Stored records:
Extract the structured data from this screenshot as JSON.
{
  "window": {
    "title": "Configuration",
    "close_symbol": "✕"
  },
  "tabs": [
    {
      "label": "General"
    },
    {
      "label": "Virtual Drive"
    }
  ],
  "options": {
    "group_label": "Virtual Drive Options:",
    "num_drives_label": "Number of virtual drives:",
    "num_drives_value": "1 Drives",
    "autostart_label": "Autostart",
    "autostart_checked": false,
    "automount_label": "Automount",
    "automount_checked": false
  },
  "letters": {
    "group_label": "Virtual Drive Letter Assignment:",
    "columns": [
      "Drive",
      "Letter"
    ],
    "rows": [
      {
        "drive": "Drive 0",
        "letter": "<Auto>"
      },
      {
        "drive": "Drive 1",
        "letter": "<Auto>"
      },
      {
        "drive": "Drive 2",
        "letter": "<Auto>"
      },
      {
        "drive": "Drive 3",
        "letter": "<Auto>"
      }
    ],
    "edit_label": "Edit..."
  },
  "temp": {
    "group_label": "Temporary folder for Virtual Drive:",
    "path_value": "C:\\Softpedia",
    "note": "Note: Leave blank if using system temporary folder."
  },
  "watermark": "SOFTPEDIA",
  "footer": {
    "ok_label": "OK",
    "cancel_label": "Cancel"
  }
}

What to produce:
Quote each line of the listing above exactly.

Solution:
Extract the structured data from this screenshot as JSON.
{
  "window": {
    "title": "Configuration",
    "close_symbol": "✕"
  },
  "tabs": [
    {
      "label": "General"
    },
    {
      "label": "Virtual Drive"
    }
  ],
  "options": {
    "group_label": "Virtual Drive Options:",
    "num_drives_label": "Number of virtual drives:",
    "num_drives_value": "1 Drives",
    "autostart_label": "Autostart",
    "autostart_checked": false,
    "automount_label": "Automount",
    "automount_checked": false
  },
  "letters": {
    "group_label": "Virtual Drive Letter Assignment:",
    "columns": [
      "Drive",
      "Letter"
    ],
    "rows": [
      {
        "drive": "Drive 0",
        "letter": "<Auto>"
      },
      {
        "drive": "Drive 1",
        "letter": "<Auto>"
      },
      {
        "drive": "Drive 2",
        "letter": "<Auto>"
      },
      {
        "drive": "Drive 3",
        "letter": "<Auto>"
      }
    ],
    "edit_label": "Edit..."
  },
  "temp": {
    "group_label": "Temporary folder for Virtual Drive:",
    "path_value": "C:\\Softpedia",
    "note": "Note: Leave blank if using system temporary folder."
  },
  "watermark": "SOFTPEDIA",
  "footer": {
    "ok_label": "OK",
    "cancel_label": "Cancel"
  }
}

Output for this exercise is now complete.